GIVEN INSTRUCTION: Extract each line holding the word "times" from the entries.

[Collected data entries]
◆ ◆ ◆ ◆ ◆ ◆ ◆

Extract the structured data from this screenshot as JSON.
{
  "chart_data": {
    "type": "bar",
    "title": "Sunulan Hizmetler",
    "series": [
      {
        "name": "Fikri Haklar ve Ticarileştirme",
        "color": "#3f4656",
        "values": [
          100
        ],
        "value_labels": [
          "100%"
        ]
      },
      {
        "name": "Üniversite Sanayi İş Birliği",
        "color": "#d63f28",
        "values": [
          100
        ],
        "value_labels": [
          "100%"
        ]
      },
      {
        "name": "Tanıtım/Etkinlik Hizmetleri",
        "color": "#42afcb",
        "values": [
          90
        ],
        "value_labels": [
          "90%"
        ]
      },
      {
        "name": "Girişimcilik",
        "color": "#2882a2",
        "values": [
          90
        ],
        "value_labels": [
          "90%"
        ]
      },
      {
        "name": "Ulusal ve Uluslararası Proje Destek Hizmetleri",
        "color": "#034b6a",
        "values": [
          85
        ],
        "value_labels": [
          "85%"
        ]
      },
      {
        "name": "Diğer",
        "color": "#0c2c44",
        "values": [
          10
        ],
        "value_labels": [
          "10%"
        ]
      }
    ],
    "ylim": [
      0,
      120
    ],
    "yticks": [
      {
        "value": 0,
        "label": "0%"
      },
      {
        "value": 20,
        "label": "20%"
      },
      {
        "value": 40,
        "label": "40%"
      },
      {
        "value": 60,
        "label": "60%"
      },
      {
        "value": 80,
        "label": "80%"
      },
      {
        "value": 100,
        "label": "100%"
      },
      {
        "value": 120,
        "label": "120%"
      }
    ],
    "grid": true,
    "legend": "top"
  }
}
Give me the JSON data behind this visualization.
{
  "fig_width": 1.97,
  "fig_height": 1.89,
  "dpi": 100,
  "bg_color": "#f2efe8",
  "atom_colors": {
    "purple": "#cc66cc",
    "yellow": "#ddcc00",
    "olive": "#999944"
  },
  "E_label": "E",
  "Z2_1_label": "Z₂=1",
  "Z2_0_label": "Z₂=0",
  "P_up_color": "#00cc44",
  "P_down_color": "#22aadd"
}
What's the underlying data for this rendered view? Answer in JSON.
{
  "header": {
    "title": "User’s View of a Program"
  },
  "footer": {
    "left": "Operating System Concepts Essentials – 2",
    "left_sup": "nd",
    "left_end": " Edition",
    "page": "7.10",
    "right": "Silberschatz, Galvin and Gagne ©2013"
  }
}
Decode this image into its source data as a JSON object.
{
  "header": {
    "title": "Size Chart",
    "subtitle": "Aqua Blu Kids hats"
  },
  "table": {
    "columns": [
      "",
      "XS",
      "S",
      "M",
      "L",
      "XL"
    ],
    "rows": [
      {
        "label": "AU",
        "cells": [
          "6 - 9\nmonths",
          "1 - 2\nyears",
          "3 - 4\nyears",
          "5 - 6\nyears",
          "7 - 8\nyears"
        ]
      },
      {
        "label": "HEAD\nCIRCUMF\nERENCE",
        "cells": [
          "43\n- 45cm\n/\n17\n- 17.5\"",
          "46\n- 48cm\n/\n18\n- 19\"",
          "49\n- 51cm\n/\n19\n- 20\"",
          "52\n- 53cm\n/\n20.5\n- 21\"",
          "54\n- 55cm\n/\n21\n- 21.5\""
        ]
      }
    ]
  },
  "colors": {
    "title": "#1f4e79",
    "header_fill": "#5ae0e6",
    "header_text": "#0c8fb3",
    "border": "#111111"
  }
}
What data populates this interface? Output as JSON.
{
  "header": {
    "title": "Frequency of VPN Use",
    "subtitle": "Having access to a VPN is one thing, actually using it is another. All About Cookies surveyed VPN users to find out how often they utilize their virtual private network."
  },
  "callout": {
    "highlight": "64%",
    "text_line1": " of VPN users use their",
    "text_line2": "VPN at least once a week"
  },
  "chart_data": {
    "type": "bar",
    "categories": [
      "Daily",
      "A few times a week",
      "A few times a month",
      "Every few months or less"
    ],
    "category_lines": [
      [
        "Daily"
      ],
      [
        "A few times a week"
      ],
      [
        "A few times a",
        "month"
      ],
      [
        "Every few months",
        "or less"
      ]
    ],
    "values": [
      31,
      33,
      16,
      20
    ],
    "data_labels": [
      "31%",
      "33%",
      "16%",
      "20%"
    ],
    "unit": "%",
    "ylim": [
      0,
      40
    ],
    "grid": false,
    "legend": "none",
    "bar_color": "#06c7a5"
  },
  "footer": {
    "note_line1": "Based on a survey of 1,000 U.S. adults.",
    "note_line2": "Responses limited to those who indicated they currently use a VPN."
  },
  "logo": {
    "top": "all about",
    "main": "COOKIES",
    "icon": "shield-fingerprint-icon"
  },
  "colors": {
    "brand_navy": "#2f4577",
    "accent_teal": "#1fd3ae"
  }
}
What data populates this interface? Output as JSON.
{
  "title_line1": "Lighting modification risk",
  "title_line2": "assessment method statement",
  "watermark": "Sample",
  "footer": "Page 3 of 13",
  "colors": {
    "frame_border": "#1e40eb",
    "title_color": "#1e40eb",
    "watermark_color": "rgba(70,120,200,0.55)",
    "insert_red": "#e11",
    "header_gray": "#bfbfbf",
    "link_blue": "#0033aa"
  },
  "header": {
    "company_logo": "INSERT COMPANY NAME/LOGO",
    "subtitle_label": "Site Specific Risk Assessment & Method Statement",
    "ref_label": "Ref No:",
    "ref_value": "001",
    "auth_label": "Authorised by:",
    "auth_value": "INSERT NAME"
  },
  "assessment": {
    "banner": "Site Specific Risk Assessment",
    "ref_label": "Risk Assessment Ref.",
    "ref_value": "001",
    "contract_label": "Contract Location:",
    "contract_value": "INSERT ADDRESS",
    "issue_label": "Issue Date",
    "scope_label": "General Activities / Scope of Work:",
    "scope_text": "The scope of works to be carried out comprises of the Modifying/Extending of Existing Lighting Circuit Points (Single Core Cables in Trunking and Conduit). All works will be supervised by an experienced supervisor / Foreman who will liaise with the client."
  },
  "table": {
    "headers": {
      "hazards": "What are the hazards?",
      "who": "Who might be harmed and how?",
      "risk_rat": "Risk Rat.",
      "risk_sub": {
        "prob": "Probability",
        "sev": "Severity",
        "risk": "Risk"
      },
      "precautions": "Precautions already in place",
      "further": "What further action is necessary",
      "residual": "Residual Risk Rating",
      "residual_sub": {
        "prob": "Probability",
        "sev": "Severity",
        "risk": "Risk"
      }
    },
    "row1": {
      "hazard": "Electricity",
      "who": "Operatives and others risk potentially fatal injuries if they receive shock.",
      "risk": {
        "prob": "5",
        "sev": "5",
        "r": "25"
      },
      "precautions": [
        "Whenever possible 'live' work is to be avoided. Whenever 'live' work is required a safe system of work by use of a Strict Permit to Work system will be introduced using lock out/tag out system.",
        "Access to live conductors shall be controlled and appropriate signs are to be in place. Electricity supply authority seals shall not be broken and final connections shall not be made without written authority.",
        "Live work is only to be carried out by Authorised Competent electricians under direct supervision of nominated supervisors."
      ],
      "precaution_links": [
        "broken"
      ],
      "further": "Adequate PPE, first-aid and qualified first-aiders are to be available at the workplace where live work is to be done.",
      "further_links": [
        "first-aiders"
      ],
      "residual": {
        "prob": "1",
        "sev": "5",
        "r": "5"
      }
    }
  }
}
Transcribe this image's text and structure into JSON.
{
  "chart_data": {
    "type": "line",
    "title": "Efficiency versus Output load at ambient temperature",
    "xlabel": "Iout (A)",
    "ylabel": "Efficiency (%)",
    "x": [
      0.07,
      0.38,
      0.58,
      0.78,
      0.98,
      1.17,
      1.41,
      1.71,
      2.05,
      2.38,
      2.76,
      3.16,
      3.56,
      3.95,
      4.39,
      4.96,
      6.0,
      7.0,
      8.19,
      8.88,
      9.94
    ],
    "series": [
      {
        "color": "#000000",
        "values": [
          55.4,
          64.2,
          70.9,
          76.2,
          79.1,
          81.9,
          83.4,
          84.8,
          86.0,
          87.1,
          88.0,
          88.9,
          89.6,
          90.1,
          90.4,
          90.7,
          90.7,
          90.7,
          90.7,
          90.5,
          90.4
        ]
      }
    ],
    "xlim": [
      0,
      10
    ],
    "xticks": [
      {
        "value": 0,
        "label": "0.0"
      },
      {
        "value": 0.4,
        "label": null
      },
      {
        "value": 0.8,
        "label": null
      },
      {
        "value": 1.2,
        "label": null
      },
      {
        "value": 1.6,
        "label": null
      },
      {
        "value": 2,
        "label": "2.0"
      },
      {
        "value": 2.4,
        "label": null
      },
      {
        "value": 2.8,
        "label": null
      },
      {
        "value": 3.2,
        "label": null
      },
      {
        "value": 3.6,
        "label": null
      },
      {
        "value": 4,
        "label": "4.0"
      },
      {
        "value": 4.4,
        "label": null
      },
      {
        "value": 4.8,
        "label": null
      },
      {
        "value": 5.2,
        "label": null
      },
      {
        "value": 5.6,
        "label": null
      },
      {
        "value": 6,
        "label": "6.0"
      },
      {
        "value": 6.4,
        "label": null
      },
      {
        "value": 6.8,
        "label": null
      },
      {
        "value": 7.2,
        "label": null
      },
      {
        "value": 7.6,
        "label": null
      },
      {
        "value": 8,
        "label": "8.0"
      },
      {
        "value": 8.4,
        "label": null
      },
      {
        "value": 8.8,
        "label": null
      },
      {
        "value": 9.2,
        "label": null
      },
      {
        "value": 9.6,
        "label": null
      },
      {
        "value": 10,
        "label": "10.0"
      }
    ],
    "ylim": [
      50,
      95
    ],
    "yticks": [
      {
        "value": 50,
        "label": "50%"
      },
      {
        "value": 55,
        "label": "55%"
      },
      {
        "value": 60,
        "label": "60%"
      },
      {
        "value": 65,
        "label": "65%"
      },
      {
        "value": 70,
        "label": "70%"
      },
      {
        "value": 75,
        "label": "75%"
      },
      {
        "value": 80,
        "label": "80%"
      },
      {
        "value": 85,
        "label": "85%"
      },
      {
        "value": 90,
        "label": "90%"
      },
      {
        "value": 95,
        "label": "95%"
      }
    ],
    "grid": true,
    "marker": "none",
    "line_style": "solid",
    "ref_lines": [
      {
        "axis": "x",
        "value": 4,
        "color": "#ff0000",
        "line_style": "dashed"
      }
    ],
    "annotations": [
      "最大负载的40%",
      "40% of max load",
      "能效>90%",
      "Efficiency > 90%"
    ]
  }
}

◆ ◆ ◆ ◆ ◆ ◆ ◆

RESPONSE TO THIS EXERCISE:
      "A few times a week",
      "A few times a month",
        "A few times a week"
        "A few times a",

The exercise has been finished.